= AIM OF THE EXERCISE =
Write the next part of the passage on the recorder in medieval and early Renaissance music, picking up after its final sentence.

*** SELECTED EXTRACT ***

Troubadours from the south of France and trouvères from the north, were itinerant poet-musicians, playing by ear. They would often be assisted by Jongleurs who sang, told stories and juggled. The most common instrument for these travelling entertainers seems to have been the vielle, but the recorder, or recorder-like instruments are seen in illustrations of the time. Some medieval dance music was written down, and estampies, a principal dance form, in particular suit the recorder well.
If we exclude the organ, which seems to have its own literature as early as the 14th century, it is not until the early 15th century that we find texts with precise instrumentation. In the course of a feast in Lille in 1454, held by Duke Philip the Good, the music included four flutes (recorders) and for the wedding of Charles the Bold and Margaret of York in Bruges in 1468, a song was played by ‘four wolves holding flutes in their paws.’ In the second half of the 15th century, ensembles for families of instrument, shawms, viols, recorders for example were established as distinct from the ‘broken consort’, an ensemble for varied instruments.

*** DATA SHOWN ***

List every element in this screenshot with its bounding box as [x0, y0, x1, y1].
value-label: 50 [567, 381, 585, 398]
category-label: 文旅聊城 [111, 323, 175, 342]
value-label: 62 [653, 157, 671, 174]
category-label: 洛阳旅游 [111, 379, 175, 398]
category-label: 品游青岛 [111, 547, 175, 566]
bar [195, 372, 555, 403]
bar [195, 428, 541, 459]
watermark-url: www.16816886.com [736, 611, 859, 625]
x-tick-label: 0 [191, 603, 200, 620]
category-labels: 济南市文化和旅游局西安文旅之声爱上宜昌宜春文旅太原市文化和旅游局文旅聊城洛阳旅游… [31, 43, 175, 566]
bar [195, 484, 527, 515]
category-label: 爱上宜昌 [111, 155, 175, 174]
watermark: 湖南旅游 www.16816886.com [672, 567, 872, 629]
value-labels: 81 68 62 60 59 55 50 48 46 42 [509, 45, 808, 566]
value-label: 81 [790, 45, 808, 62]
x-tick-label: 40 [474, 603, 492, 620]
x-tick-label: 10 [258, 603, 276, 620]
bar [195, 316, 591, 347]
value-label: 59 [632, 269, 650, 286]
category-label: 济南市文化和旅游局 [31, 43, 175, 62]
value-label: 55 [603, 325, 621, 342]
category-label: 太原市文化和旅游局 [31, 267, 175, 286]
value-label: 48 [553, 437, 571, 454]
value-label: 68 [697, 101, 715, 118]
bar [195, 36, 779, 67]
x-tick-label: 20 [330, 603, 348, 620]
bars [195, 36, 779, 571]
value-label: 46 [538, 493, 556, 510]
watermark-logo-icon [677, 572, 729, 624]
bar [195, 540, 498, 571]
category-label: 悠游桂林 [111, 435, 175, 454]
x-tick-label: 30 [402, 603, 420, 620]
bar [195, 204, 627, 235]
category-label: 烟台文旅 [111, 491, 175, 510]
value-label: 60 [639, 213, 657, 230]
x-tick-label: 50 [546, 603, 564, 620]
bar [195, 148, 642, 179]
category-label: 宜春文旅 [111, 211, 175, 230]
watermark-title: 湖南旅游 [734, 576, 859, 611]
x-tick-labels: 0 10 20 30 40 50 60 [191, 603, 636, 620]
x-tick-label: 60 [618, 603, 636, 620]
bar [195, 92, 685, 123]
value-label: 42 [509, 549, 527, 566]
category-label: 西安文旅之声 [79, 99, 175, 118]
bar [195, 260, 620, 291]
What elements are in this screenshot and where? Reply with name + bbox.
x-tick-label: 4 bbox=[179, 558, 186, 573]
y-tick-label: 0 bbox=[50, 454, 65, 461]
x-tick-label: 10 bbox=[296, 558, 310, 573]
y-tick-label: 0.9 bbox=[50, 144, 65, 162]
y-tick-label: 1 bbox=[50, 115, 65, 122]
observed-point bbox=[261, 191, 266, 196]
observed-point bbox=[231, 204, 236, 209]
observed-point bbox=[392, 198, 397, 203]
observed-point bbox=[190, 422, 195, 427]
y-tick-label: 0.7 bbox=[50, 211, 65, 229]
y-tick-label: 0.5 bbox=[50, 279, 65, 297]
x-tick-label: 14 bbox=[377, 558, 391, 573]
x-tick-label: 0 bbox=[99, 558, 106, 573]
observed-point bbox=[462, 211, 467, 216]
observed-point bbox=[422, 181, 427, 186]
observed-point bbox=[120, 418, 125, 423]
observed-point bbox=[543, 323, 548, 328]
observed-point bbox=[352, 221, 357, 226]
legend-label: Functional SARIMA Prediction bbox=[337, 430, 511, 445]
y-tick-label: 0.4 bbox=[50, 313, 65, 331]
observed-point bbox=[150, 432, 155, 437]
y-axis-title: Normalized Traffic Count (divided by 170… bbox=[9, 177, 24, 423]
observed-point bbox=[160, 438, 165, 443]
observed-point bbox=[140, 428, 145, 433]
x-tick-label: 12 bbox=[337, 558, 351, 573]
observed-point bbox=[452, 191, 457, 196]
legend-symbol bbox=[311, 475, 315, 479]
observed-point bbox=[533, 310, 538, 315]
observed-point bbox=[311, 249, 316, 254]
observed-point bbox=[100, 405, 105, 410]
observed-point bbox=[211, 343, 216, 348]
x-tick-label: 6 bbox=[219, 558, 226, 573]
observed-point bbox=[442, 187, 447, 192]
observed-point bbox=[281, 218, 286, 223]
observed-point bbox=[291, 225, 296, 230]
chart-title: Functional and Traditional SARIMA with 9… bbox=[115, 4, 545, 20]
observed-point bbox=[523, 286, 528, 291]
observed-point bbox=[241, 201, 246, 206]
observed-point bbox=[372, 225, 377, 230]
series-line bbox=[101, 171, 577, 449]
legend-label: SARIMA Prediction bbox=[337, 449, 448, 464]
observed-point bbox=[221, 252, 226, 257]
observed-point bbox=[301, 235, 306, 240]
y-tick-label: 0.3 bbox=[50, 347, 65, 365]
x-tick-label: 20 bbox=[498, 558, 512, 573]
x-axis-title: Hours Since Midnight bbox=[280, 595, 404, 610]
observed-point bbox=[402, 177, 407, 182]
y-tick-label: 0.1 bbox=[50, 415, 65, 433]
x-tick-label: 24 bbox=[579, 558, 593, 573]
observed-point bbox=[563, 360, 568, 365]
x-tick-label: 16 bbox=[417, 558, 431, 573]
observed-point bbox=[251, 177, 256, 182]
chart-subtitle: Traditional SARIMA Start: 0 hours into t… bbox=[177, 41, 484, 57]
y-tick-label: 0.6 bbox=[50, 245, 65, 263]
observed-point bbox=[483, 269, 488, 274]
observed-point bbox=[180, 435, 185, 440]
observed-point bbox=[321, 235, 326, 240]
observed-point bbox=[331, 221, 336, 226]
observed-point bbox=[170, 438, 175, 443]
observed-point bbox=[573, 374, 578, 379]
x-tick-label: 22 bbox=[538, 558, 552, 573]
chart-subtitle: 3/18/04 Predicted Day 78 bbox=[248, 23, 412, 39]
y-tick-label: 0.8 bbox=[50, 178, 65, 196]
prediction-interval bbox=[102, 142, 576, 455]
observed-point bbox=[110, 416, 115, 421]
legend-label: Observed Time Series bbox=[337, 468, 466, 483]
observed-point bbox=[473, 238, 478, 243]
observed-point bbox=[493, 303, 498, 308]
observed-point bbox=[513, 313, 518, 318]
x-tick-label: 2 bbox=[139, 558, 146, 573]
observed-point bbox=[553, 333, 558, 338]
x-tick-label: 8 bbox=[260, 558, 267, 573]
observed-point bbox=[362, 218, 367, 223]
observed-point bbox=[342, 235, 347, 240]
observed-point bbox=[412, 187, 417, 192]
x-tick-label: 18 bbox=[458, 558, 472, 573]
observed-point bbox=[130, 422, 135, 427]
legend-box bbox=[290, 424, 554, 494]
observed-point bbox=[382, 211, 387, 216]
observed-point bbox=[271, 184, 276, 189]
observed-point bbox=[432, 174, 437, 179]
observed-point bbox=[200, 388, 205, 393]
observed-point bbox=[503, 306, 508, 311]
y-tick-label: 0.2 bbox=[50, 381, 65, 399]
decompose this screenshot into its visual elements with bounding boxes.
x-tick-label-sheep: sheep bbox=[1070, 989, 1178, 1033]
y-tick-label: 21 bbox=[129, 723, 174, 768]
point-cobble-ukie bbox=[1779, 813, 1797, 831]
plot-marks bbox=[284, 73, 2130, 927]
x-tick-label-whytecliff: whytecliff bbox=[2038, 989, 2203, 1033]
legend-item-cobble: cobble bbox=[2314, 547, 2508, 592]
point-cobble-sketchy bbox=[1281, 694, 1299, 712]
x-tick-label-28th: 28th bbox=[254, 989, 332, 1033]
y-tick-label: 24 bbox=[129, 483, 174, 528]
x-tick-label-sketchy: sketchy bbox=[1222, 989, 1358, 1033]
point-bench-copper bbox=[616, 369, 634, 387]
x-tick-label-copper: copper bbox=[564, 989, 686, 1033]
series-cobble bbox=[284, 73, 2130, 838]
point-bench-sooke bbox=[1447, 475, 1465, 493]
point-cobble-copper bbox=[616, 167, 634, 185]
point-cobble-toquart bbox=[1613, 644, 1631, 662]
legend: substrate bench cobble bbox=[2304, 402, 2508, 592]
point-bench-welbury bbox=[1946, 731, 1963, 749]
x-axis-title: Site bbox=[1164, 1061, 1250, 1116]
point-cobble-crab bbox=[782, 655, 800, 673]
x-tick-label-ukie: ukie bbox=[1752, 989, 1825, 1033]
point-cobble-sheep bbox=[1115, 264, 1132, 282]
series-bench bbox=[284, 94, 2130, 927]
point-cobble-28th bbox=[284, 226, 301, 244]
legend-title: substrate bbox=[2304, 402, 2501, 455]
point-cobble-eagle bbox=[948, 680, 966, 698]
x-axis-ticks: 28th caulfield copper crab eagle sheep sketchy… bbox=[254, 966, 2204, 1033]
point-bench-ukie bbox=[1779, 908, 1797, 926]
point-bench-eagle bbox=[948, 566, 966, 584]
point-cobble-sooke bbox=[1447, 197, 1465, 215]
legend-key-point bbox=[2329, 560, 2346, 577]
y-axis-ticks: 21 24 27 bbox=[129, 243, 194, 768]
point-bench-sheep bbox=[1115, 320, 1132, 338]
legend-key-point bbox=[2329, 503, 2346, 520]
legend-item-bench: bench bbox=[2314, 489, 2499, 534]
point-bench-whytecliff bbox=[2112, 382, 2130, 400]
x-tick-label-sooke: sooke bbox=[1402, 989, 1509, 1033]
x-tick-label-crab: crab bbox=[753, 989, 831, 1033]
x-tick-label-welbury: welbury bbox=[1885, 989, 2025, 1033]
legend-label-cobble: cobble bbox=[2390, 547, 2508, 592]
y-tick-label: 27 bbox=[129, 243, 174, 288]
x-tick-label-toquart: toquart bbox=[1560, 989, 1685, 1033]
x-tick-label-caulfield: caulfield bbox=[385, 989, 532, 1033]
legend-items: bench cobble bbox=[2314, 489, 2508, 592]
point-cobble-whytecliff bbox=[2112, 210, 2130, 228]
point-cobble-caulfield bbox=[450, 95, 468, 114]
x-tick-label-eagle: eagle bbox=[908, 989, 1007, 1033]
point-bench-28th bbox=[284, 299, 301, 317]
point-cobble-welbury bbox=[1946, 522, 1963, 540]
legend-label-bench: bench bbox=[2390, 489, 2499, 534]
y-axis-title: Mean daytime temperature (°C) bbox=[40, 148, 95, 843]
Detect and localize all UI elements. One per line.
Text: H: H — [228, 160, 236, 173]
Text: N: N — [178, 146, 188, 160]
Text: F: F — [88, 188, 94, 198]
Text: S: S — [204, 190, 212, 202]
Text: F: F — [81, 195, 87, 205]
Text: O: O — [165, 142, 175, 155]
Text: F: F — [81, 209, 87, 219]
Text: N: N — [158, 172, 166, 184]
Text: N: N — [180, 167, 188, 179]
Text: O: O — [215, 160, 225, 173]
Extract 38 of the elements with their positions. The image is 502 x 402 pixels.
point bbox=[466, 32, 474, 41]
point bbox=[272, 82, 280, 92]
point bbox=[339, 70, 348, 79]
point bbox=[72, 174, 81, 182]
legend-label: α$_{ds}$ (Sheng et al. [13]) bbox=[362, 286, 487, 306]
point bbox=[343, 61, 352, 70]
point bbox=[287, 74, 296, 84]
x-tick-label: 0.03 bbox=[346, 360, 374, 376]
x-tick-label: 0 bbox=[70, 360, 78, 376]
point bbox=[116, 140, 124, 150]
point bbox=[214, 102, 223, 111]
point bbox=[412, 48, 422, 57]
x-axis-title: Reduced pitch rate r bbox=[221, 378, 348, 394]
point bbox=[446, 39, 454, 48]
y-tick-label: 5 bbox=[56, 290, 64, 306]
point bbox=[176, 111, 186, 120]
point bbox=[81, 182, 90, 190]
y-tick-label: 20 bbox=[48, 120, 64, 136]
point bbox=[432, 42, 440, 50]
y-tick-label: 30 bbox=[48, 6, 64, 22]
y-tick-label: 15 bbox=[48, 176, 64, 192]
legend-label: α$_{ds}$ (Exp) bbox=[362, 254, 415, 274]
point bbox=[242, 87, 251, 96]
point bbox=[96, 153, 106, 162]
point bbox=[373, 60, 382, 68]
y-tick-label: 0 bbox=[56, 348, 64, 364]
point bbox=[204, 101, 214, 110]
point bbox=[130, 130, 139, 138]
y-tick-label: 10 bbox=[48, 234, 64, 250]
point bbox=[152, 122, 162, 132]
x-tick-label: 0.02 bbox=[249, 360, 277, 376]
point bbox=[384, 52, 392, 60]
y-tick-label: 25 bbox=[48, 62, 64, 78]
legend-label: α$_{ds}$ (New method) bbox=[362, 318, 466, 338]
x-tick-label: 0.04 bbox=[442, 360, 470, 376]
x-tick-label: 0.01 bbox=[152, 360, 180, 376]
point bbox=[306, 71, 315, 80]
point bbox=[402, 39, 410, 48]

***

= WRITTEN RESPONSE =
The first printed tutor book for the recorder Opera Intitulata Fontegara by Sylvestro Ganassi was published in Venice in 1535. Ganassi insists that the recorder player must imitate singing and instructs the player to determine the expressive quality of the particular piece of music and to project that quality in his playing. A variety of articulation syllables are provided as the ‘words’. As with other tutor books for instruments published at this time, Fontegara not only gives instructions on technique but also on the equally important matter of ornamentation.
Henry VIII owned 76 or 77 recorders of various sizes according to a list made shortly after his death in 1547, many of them in matched ‘chests’ or sets.
Out of 507 wind instruments listed as belongling to the Stuttgart Town Band in 1589, 299 were recorders.
The 1580s and 90s see the development of a new style of composition known as basso continuo. This new music of the Baroque age abandoned the equality of parts and the bass and treble provided the main structure of the music, which the intervening parts enhanced.
After centuries of music generally being either sung or played by whatever was available, the first composer to specify the recorder in a composition was Giovanni Battista Riccio (late 16th century – after 1621) in his Canzone for two flautino. In Harmonie Universelle (1636/7) Marin Mersenne suggests recorders should be used in two consorts, treble, 2 tenors and bass and, an octave lower, bass, 2 great basses and contrabass, a line-up very familiar to recorder players today. Mersenne includes an example of recorder music, a Gavotte pour les Flustes douce. Les Flustes douce are recorders, distinct from les Flustes d’Allemand (what we now call a flute) and les Flageollets.
Antonio Bertali (1605-1669) wrote a Sonatella a 5 Flauti et Organo I and Johann Heinrich Schmelzer (1623-1680) wrote Sonata a 7 Flauti. Heinrich Franz Biber (1644-1704) wrote a Sonata pro Tabula a 10 for 5 recorders, 5 strings and continuo.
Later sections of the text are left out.